What is required:
Among the lines below, list those containing the string "this".
● ● ● ● ● ● ●
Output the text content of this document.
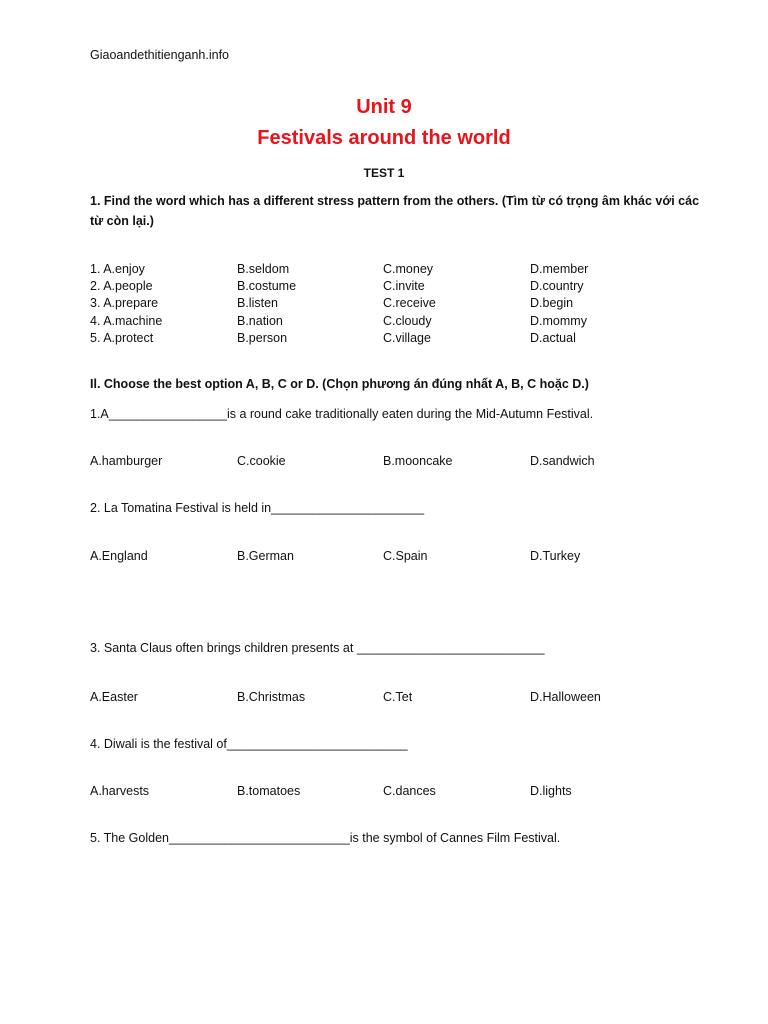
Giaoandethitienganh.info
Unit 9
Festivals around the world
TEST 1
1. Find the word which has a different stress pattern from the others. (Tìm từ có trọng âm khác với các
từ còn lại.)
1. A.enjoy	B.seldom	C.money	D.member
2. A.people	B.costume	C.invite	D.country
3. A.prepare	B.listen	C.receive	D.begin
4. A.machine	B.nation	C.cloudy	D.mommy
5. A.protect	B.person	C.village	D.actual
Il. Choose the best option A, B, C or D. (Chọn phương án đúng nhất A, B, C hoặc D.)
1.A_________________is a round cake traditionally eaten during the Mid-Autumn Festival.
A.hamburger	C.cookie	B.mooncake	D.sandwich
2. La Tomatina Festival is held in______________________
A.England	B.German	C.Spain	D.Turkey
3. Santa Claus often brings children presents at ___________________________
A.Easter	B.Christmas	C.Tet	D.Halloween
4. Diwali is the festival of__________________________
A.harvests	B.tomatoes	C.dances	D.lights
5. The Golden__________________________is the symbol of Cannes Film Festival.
● ● ● ● ● ● ●
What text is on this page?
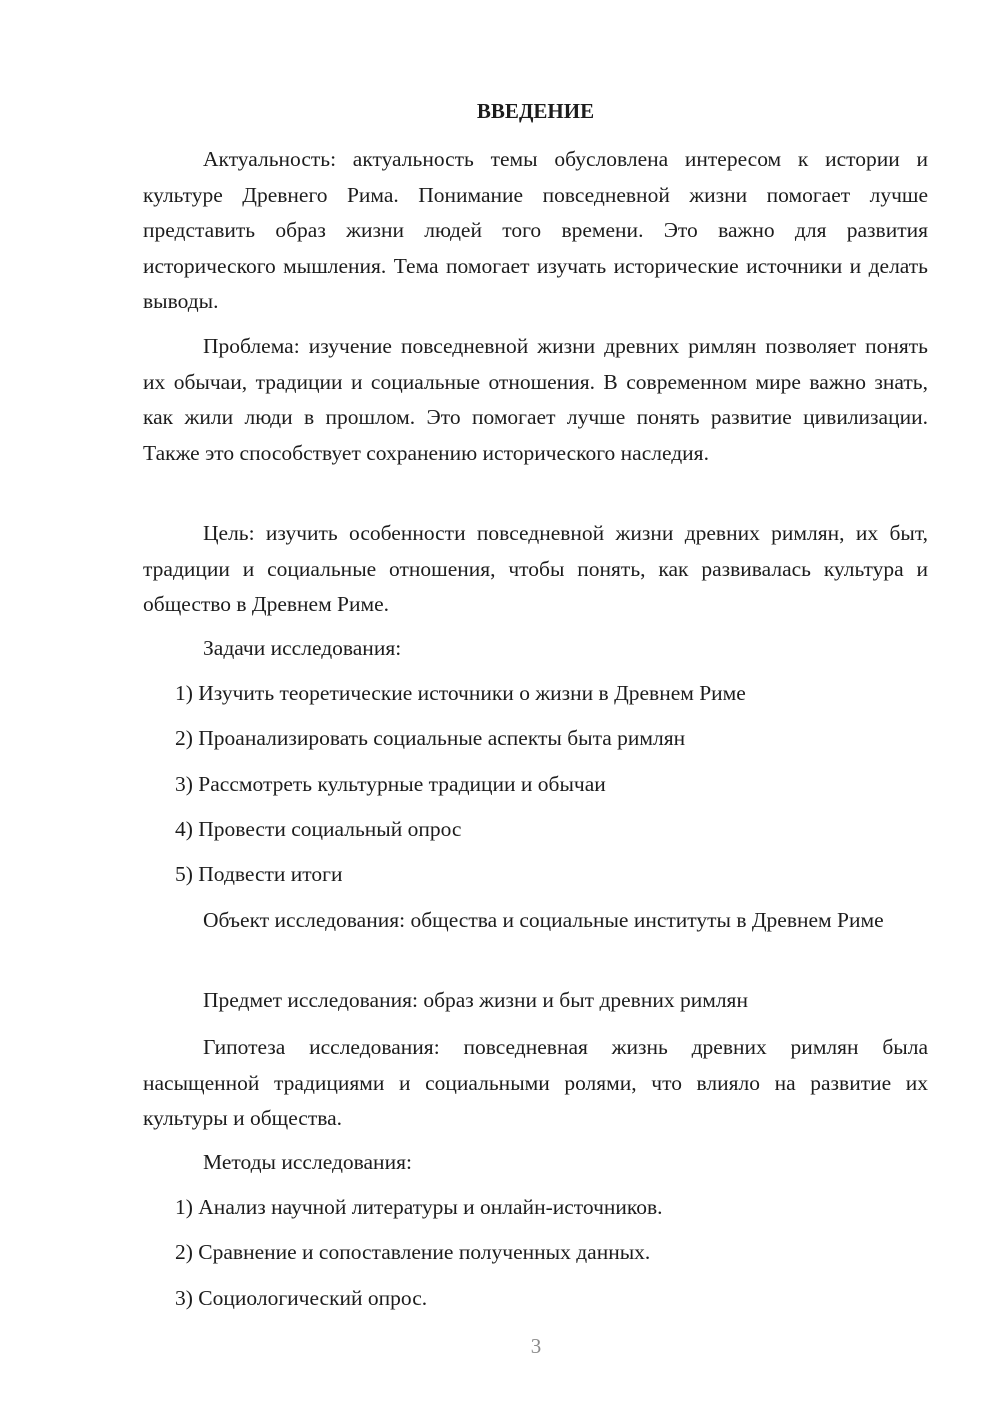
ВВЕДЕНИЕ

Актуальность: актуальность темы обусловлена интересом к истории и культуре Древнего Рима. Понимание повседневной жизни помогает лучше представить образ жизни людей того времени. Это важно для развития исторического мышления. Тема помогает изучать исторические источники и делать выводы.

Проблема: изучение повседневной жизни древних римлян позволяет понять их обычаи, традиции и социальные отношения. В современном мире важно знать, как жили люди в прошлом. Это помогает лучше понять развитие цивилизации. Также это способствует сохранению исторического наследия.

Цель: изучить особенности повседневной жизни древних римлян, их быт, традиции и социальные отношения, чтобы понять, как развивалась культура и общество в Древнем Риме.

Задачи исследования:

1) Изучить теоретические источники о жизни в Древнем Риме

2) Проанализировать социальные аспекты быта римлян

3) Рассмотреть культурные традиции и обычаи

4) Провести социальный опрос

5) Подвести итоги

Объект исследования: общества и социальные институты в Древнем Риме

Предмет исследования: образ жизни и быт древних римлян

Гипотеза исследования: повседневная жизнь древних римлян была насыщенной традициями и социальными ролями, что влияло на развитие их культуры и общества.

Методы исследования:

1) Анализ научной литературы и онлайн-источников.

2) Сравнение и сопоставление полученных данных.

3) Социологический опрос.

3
● ● ● ● ● ● ●
Response:
Output the text content of this document.
What text is on this page?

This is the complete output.